## Entries:
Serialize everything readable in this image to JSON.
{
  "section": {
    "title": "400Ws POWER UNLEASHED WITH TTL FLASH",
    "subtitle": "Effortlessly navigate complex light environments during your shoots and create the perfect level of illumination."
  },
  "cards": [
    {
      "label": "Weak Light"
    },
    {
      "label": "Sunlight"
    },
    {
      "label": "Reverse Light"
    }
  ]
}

## Task objective:
Write out the whole listing exactly.

## In response:
Serialize everything readable in this image to JSON.
{
  "section": {
    "title": "400Ws POWER UNLEASHED WITH TTL FLASH",
    "subtitle": "Effortlessly navigate complex light environments during your shoots and create the perfect level of illumination."
  },
  "cards": [
    {
      "label": "Weak Light"
    },
    {
      "label": "Sunlight"
    },
    {
      "label": "Reverse Light"
    }
  ]
}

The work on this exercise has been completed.